Your instructions. Make an exact copy of the lines below.

Provided material.
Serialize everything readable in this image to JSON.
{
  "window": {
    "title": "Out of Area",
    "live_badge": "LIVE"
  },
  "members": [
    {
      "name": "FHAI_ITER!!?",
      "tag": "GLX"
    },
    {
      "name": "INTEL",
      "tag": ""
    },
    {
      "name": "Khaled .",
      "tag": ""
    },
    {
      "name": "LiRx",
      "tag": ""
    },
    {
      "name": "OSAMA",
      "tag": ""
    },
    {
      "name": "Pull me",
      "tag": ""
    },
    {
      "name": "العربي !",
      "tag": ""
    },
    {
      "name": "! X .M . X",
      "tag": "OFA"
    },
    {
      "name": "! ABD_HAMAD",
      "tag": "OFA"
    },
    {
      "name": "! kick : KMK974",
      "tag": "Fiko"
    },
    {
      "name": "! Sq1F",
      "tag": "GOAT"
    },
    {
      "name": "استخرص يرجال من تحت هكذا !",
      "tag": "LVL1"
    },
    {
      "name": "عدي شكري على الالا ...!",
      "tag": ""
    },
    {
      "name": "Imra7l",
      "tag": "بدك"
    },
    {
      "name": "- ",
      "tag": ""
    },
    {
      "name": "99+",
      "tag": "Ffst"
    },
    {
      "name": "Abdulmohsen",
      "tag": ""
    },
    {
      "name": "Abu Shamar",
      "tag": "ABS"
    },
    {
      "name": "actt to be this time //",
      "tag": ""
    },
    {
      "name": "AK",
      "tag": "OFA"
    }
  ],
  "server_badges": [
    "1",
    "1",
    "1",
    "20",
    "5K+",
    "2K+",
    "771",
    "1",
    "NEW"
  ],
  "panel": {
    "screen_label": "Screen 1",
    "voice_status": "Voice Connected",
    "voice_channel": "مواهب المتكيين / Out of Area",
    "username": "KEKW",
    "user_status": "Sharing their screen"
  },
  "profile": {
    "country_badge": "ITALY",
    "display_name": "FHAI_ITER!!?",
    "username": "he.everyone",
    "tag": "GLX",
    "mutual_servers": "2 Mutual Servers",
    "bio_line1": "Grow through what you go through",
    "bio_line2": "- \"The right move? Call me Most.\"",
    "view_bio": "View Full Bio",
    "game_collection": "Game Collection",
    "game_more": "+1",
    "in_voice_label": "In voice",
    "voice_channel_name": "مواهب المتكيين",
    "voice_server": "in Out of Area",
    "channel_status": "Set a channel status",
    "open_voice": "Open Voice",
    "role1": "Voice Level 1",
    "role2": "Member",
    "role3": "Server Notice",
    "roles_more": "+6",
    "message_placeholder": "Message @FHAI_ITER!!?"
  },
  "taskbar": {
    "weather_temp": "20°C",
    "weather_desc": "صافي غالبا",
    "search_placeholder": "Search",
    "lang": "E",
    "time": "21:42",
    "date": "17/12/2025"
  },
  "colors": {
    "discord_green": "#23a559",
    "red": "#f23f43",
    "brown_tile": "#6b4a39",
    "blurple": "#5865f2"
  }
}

Final result.
Serialize everything readable in this image to JSON.
{
  "window": {
    "title": "Out of Area",
    "live_badge": "LIVE"
  },
  "members": [
    {
      "name": "FHAI_ITER!!?",
      "tag": "GLX"
    },
    {
      "name": "INTEL",
      "tag": ""
    },
    {
      "name": "Khaled .",
      "tag": ""
    },
    {
      "name": "LiRx",
      "tag": ""
    },
    {
      "name": "OSAMA",
      "tag": ""
    },
    {
      "name": "Pull me",
      "tag": ""
    },
    {
      "name": "العربي !",
      "tag": ""
    },
    {
      "name": "! X .M . X",
      "tag": "OFA"
    },
    {
      "name": "! ABD_HAMAD",
      "tag": "OFA"
    },
    {
      "name": "! kick : KMK974",
      "tag": "Fiko"
    },
    {
      "name": "! Sq1F",
      "tag": "GOAT"
    },
    {
      "name": "استخرص يرجال من تحت هكذا !",
      "tag": "LVL1"
    },
    {
      "name": "عدي شكري على الالا ...!",
      "tag": ""
    },
    {
      "name": "Imra7l",
      "tag": "بدك"
    },
    {
      "name": "- ",
      "tag": ""
    },
    {
      "name": "99+",
      "tag": "Ffst"
    },
    {
      "name": "Abdulmohsen",
      "tag": ""
    },
    {
      "name": "Abu Shamar",
      "tag": "ABS"
    },
    {
      "name": "actt to be this time //",
      "tag": ""
    },
    {
      "name": "AK",
      "tag": "OFA"
    }
  ],
  "server_badges": [
    "1",
    "1",
    "1",
    "20",
    "5K+",
    "2K+",
    "771",
    "1",
    "NEW"
  ],
  "panel": {
    "screen_label": "Screen 1",
    "voice_status": "Voice Connected",
    "voice_channel": "مواهب المتكيين / Out of Area",
    "username": "KEKW",
    "user_status": "Sharing their screen"
  },
  "profile": {
    "country_badge": "ITALY",
    "display_name": "FHAI_ITER!!?",
    "username": "he.everyone",
    "tag": "GLX",
    "mutual_servers": "2 Mutual Servers",
    "bio_line1": "Grow through what you go through",
    "bio_line2": "- \"The right move? Call me Most.\"",
    "view_bio": "View Full Bio",
    "game_collection": "Game Collection",
    "game_more": "+1",
    "in_voice_label": "In voice",
    "voice_channel_name": "مواهب المتكيين",
    "voice_server": "in Out of Area",
    "channel_status": "Set a channel status",
    "open_voice": "Open Voice",
    "role1": "Voice Level 1",
    "role2": "Member",
    "role3": "Server Notice",
    "roles_more": "+6",
    "message_placeholder": "Message @FHAI_ITER!!?"
  },
  "taskbar": {
    "weather_temp": "20°C",
    "weather_desc": "صافي غالبا",
    "search_placeholder": "Search",
    "lang": "E",
    "time": "21:42",
    "date": "17/12/2025"
  },
  "colors": {
    "discord_green": "#23a559",
    "red": "#f23f43",
    "brown_tile": "#6b4a39",
    "blurple": "#5865f2"
  }
}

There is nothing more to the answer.